[Stored items from a collection]

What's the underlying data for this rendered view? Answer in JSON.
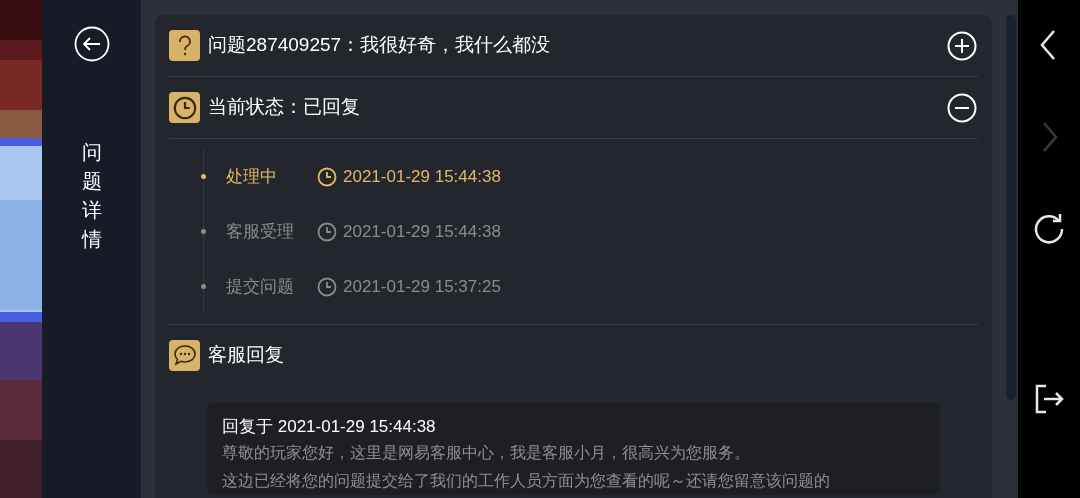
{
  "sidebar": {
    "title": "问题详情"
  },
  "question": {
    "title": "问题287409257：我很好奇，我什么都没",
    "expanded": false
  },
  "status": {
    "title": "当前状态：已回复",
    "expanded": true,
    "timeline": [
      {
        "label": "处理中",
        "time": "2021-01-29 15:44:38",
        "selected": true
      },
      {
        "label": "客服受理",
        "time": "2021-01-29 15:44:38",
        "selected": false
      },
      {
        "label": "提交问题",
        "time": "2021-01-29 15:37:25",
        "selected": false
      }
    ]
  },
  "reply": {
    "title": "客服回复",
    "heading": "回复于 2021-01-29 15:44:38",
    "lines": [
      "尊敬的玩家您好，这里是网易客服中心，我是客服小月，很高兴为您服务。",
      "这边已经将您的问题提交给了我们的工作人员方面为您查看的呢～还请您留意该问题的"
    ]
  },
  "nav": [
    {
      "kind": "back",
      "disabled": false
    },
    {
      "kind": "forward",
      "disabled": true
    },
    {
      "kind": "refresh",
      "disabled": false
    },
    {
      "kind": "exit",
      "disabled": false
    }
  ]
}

*GIVEN TASK*: Copy all lines from the material that hold "kind".

*SOLUTION*:
      "kind": "back",
      "kind": "forward",
      "kind": "refresh",
      "kind": "exit",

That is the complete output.